#### AIM OF THE EXERCISE
In the entries that follow, find each line with the word "expert" and copy it.
---------- SOURCE DATA
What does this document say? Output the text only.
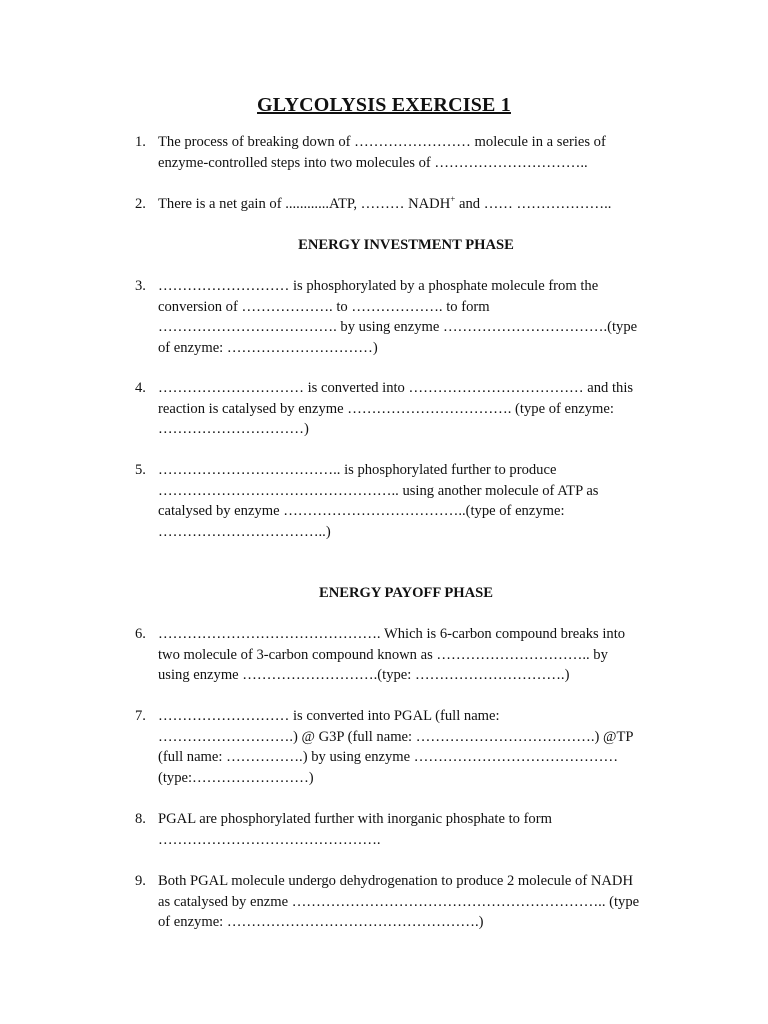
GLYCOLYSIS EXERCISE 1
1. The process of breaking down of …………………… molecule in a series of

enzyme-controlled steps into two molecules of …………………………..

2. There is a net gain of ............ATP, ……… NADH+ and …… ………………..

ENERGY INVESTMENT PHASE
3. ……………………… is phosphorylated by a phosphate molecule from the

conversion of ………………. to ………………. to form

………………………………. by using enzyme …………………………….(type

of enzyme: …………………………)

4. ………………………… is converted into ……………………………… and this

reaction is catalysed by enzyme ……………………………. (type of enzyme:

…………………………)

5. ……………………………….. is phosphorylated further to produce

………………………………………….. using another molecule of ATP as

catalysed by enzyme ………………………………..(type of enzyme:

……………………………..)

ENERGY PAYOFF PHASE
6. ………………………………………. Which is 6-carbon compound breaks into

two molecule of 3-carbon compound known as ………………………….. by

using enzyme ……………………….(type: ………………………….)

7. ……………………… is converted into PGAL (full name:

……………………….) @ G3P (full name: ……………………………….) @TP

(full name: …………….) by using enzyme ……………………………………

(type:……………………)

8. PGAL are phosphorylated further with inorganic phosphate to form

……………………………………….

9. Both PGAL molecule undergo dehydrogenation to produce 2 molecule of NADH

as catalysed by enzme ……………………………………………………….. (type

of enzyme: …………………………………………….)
--------------------
---------- SOURCE DATA
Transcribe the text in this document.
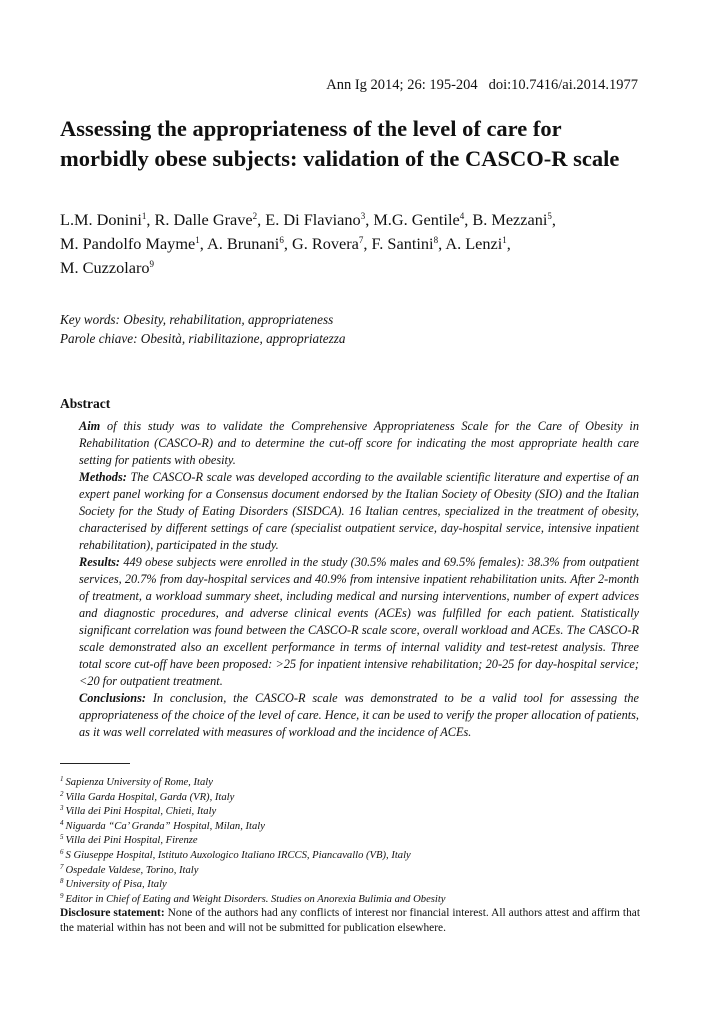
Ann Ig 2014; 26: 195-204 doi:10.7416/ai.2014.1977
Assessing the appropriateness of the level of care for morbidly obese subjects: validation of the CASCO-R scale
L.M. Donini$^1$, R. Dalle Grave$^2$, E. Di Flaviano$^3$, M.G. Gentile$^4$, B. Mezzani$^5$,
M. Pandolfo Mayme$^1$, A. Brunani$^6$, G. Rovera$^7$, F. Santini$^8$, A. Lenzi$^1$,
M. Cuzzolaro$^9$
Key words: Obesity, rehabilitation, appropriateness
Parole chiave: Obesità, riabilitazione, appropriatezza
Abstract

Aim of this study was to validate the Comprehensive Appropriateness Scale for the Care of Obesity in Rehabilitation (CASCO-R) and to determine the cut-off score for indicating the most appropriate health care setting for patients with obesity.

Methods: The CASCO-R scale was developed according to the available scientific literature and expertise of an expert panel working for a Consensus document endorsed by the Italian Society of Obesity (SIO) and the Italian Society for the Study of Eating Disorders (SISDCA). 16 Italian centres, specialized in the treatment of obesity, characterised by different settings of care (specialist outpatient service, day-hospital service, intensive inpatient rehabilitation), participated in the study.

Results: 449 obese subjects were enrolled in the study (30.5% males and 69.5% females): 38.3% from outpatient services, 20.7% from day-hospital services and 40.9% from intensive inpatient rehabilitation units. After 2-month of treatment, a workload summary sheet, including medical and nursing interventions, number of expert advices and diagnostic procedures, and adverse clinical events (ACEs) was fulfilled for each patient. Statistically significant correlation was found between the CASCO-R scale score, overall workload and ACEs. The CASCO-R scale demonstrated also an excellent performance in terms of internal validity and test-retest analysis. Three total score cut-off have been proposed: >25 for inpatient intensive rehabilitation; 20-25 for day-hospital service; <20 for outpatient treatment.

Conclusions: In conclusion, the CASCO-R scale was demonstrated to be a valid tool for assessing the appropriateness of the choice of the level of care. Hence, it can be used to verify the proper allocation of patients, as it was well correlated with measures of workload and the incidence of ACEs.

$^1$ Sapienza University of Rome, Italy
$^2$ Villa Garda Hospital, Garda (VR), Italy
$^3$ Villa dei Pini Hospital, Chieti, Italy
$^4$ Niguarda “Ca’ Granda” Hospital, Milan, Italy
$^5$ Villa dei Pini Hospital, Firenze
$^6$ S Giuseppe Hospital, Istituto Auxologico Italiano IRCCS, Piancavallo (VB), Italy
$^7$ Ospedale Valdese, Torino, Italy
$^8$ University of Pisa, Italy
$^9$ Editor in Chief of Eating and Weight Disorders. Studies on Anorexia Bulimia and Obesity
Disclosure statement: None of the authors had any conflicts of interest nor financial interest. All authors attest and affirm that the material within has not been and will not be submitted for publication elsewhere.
--------------------
#### EXERCISE ANSWER
Methods: The CASCO-R scale was developed according to the available scientific literature and expertise of an expert panel working for a Consensus document endorsed by the Italian Society of Obesity (SIO) and the Italian Society for the Study of Eating Disorders (SISDCA). 16 Italian centres, specialized in the treatment of obesity, characterised by different settings of care (specialist outpatient service, day-hospital service, intensive inpatient rehabilitation), participated in the study.
Results: 449 obese subjects were enrolled in the study (30.5% males and 69.5% females): 38.3% from outpatient services, 20.7% from day-hospital services and 40.9% from intensive inpatient rehabilitation units. After 2-month of treatment, a workload summary sheet, including medical and nursing interventions, number of expert advices and diagnostic procedures, and adverse clinical events (ACEs) was fulfilled for each patient. Statistically significant correlation was found between the CASCO-R scale score, overall workload and ACEs. The CASCO-R scale demonstrated also an excellent performance in terms of internal validity and test-retest analysis. Three total score cut-off have been proposed: >25 for inpatient intensive rehabilitation; 20-25 for day-hospital service; <20 for outpatient treatment.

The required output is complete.